## Written instruction
Retype exactly the stretch of lines that begins at the line containing "Read the values" and ends at the last line of the data, with no other lines.

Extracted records
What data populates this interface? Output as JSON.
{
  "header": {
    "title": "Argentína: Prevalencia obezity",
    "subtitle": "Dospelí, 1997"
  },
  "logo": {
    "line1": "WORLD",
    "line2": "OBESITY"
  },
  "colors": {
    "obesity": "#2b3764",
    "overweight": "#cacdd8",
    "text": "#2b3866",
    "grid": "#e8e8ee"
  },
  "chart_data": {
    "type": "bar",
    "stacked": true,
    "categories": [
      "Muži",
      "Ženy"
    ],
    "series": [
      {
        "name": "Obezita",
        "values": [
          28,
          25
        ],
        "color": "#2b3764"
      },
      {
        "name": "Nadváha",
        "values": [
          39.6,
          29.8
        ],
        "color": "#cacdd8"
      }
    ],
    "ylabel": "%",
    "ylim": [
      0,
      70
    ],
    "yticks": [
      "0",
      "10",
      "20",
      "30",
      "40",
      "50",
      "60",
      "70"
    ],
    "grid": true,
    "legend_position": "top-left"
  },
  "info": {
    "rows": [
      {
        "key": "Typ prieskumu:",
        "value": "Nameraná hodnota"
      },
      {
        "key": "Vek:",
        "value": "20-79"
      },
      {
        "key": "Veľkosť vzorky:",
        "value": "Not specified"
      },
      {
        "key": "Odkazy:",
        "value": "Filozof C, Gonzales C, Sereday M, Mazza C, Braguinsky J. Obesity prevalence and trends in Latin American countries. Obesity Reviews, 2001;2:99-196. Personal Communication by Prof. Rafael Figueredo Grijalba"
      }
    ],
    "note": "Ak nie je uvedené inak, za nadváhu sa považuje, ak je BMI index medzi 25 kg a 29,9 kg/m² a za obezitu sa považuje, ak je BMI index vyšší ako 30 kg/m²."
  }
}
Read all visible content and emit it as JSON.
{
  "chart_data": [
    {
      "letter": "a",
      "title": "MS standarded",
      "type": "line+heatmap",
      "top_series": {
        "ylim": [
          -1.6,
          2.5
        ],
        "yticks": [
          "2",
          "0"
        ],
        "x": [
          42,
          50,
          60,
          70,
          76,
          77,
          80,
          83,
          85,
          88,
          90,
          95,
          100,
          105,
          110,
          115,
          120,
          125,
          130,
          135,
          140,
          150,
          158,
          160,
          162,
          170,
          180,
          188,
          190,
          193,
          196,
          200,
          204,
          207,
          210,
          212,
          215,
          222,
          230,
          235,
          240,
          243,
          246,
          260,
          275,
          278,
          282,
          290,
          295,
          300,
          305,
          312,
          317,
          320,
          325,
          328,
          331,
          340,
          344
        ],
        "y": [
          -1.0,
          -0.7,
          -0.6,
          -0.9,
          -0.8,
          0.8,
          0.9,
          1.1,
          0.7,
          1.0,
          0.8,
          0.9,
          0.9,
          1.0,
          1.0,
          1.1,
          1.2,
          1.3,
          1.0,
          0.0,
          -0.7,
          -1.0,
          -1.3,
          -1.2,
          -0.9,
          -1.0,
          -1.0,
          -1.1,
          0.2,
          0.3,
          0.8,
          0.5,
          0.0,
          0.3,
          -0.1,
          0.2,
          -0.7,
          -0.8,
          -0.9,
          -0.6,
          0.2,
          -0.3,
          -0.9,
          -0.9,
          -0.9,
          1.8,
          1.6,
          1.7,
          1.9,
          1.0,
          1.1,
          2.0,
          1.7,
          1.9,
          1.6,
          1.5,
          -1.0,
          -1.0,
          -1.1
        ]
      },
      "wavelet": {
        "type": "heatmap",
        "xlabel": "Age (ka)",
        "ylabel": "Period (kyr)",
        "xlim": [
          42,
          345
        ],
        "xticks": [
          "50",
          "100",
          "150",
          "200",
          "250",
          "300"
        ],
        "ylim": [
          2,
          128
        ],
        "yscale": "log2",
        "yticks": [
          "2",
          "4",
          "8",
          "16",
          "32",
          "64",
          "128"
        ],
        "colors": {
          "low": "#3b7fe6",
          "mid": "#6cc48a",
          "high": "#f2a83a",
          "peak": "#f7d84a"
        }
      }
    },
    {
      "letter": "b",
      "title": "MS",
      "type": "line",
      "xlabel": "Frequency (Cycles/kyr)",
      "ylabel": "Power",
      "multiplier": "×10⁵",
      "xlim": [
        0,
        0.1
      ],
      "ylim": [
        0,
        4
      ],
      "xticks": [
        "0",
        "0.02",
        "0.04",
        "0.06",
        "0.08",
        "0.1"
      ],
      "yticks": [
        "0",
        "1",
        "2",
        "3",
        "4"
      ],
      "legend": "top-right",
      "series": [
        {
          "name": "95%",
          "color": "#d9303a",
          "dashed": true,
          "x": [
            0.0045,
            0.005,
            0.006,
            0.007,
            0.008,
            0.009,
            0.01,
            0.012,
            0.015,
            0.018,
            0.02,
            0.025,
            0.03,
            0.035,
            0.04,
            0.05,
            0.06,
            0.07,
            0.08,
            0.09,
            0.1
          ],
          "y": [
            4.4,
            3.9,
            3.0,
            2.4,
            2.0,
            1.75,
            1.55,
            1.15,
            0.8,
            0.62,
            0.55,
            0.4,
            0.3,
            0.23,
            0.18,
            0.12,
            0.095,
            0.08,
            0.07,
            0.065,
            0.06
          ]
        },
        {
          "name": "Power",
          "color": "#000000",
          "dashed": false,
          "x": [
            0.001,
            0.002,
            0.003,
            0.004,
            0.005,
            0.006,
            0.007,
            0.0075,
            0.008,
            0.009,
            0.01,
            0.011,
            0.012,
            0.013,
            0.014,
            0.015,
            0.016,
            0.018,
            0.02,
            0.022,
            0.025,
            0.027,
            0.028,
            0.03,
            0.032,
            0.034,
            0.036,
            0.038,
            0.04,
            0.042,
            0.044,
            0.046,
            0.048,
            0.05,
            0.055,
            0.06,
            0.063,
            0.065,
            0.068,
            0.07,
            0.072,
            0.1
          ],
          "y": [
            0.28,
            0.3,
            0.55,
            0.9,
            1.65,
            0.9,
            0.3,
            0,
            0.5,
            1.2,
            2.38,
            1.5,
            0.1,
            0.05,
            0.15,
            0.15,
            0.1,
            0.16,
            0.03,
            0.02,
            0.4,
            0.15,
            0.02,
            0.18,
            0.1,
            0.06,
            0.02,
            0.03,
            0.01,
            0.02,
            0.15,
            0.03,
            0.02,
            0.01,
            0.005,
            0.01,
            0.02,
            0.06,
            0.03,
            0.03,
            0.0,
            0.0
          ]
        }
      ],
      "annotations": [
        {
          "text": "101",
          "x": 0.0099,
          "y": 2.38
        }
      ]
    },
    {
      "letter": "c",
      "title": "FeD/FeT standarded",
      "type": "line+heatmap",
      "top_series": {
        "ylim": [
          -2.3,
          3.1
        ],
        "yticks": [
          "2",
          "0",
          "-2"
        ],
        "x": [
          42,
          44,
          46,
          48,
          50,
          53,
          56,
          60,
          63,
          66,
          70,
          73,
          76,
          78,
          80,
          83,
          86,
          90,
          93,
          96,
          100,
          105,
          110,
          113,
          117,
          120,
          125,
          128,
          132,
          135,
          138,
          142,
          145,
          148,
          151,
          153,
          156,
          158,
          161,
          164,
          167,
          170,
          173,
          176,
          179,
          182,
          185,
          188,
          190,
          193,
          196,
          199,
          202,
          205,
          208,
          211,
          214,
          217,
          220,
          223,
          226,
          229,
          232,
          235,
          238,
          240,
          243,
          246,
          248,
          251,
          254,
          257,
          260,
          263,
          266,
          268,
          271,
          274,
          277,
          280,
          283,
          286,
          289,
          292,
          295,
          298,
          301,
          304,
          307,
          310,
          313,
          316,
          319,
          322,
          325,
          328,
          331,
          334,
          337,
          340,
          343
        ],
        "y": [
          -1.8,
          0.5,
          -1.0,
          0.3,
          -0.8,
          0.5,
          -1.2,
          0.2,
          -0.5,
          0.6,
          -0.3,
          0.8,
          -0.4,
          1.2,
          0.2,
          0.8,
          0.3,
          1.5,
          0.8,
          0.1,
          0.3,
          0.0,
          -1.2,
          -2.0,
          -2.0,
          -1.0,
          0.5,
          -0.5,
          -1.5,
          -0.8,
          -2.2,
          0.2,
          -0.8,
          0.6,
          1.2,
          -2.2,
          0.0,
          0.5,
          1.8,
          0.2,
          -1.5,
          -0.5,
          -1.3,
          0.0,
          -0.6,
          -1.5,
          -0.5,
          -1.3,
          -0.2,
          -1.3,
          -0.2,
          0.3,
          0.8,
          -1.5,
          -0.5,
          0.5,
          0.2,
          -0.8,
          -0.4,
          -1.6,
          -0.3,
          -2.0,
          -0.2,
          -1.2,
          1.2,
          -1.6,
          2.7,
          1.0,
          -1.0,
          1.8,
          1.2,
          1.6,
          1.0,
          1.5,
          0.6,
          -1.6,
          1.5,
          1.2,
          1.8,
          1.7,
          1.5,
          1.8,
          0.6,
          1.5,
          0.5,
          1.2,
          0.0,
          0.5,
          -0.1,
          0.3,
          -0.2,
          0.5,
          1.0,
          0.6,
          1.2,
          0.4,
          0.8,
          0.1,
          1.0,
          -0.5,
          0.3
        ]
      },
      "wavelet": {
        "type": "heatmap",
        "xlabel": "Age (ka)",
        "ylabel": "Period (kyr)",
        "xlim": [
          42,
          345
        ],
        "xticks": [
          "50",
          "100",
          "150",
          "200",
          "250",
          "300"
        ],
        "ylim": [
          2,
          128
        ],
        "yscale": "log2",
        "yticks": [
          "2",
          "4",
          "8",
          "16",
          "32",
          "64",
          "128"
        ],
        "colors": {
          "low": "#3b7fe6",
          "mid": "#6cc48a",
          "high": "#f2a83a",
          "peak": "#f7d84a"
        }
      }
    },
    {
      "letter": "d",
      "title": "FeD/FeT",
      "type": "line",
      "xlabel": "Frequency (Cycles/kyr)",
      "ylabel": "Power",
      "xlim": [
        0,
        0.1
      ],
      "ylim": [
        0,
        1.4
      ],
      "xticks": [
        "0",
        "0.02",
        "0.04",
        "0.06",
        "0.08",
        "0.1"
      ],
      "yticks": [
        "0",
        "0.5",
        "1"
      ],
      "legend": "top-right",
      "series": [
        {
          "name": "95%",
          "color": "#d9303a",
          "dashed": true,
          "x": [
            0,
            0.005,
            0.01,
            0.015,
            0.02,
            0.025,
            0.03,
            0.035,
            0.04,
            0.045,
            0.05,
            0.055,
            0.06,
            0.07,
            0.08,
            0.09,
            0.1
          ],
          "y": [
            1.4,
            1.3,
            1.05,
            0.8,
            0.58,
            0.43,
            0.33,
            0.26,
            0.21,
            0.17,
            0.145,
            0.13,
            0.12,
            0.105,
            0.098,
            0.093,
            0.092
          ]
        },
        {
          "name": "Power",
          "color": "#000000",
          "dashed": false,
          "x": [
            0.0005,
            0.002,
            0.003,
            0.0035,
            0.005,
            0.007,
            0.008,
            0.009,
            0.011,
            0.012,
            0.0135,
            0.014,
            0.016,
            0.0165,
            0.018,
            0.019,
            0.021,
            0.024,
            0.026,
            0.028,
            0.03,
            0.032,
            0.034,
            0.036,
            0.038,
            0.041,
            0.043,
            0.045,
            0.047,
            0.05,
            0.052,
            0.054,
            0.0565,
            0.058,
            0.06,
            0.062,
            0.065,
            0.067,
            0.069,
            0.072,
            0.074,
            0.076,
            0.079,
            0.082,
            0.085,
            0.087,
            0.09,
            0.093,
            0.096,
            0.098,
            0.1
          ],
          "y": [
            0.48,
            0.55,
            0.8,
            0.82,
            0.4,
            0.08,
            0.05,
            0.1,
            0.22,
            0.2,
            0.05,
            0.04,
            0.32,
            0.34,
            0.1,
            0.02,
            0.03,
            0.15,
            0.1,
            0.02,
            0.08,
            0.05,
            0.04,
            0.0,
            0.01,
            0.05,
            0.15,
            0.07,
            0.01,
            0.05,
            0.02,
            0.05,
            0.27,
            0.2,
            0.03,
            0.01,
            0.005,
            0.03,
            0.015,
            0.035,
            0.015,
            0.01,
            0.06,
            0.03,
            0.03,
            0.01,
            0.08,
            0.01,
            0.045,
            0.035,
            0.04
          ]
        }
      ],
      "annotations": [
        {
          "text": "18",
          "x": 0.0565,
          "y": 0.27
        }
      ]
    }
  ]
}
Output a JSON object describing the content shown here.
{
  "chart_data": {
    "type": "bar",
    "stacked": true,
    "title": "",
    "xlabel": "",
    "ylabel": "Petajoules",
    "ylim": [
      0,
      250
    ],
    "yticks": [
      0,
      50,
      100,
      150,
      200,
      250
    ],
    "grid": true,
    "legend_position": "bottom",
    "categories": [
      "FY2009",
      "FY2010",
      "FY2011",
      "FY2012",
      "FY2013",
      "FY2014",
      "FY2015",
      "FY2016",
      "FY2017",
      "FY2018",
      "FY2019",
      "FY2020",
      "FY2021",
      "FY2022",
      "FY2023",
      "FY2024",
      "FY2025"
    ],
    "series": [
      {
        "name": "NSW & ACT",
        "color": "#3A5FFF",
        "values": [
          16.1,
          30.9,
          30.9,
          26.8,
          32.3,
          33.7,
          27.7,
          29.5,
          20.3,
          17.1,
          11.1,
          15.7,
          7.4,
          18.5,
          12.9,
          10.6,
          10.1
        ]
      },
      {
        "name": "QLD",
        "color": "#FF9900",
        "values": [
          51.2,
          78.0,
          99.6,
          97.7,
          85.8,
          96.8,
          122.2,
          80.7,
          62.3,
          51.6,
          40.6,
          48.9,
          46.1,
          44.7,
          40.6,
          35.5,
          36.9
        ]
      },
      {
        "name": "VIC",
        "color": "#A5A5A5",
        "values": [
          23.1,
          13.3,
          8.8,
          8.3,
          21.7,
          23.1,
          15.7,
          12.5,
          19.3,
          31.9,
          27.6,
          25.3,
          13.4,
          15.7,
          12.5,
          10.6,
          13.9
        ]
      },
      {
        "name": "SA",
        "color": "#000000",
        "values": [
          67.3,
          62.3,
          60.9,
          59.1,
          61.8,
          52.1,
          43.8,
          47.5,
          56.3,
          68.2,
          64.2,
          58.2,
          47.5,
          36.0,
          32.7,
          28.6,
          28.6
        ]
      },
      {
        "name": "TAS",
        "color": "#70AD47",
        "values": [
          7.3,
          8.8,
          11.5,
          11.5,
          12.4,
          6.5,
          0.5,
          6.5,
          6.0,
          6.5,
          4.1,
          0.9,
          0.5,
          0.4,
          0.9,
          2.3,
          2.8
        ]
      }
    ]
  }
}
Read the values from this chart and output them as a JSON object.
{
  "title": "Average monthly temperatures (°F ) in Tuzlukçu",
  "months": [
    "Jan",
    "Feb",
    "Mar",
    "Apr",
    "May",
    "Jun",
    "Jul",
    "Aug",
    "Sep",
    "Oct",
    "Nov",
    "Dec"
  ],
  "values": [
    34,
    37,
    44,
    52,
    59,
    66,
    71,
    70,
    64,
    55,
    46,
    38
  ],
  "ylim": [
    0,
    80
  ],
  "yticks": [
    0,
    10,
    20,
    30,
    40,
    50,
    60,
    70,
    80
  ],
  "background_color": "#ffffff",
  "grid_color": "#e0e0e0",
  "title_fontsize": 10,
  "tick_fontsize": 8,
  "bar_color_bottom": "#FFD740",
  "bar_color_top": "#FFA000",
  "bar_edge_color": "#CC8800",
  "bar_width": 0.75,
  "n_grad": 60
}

## Solution for this problem
Read the values from this chart and output them as a JSON object.
{
  "title": "Average monthly temperatures (°F ) in Tuzlukçu",
  "months": [
    "Jan",
    "Feb",
    "Mar",
    "Apr",
    "May",
    "Jun",
    "Jul",
    "Aug",
    "Sep",
    "Oct",
    "Nov",
    "Dec"
  ],
  "values": [
    34,
    37,
    44,
    52,
    59,
    66,
    71,
    70,
    64,
    55,
    46,
    38
  ],
  "ylim": [
    0,
    80
  ],
  "yticks": [
    0,
    10,
    20,
    30,
    40,
    50,
    60,
    70,
    80
  ],
  "background_color": "#ffffff",
  "grid_color": "#e0e0e0",
  "title_fontsize": 10,
  "tick_fontsize": 8,
  "bar_color_bottom": "#FFD740",
  "bar_color_top": "#FFA000",
  "bar_edge_color": "#CC8800",
  "bar_width": 0.75,
  "n_grad": 60
}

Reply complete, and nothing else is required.